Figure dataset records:
_ _ _ _ _ _ _

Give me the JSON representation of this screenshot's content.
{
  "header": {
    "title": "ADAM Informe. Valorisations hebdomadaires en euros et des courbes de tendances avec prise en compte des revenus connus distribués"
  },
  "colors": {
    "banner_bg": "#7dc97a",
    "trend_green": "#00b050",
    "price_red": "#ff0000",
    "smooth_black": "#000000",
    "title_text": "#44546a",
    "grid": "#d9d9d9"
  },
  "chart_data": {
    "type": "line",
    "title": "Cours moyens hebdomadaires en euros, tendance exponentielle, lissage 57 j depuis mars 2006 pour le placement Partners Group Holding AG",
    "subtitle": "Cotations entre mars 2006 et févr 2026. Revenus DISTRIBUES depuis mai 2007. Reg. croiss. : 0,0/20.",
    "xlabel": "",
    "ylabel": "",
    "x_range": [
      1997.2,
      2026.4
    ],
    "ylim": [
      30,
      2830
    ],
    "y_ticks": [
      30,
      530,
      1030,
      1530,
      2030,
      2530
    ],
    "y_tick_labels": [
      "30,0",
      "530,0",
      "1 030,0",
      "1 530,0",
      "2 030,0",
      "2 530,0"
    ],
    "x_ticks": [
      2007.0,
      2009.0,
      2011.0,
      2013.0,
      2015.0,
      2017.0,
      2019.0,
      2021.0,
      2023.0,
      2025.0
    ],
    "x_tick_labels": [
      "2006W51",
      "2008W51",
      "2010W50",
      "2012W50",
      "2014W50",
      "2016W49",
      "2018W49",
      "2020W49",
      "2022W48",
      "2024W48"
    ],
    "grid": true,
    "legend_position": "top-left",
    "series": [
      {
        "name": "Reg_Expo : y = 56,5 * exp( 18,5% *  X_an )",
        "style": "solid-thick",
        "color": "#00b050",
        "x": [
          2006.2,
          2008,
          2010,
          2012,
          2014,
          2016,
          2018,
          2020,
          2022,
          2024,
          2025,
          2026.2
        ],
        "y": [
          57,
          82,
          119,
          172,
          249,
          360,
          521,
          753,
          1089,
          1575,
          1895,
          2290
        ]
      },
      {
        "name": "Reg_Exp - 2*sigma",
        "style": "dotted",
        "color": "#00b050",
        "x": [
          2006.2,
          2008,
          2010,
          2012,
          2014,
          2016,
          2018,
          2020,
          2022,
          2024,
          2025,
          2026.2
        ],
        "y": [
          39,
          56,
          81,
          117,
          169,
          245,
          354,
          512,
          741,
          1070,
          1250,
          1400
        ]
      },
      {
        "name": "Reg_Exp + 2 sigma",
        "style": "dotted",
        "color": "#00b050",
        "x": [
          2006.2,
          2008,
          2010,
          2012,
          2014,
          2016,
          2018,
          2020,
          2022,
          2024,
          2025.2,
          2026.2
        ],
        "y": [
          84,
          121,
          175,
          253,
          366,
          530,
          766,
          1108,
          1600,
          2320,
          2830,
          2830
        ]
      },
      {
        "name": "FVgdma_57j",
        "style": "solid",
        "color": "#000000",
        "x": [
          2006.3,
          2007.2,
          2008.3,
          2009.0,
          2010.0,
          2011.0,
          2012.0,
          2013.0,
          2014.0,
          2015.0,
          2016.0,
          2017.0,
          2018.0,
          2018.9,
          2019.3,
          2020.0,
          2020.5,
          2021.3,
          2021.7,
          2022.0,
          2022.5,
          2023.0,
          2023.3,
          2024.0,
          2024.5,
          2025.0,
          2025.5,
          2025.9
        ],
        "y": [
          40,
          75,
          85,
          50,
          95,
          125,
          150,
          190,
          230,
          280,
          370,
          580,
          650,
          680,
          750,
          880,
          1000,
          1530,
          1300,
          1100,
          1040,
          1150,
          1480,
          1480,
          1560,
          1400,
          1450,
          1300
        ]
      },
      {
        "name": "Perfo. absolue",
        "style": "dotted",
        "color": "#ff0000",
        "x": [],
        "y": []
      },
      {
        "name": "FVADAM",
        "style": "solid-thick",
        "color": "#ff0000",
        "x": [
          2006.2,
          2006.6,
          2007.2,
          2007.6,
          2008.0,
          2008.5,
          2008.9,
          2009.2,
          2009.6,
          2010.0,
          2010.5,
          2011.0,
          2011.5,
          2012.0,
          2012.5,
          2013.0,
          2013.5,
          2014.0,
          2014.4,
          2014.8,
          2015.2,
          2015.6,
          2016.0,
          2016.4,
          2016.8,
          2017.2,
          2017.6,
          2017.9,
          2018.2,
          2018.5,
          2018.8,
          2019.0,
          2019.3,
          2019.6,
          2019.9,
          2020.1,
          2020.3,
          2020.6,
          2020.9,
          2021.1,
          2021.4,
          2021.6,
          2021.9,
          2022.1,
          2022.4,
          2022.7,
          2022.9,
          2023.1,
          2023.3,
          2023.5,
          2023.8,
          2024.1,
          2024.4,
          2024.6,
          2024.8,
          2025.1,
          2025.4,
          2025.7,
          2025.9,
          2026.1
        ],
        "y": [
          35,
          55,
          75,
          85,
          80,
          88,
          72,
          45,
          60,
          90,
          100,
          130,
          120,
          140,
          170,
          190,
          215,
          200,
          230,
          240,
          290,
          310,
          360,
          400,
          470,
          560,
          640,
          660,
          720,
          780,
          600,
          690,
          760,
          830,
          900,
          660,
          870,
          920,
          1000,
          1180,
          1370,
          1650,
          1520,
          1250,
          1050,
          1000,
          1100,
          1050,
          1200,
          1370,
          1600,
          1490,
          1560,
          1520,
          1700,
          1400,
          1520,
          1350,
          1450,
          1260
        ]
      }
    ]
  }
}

_ _ _ _ _ _ _

◆ Written task
In the listing above, locate each line with "sigma" and copy it.

◆ Result of this exercise
        "name": "Reg_Exp - 2*sigma",
        "name": "Reg_Exp + 2 sigma",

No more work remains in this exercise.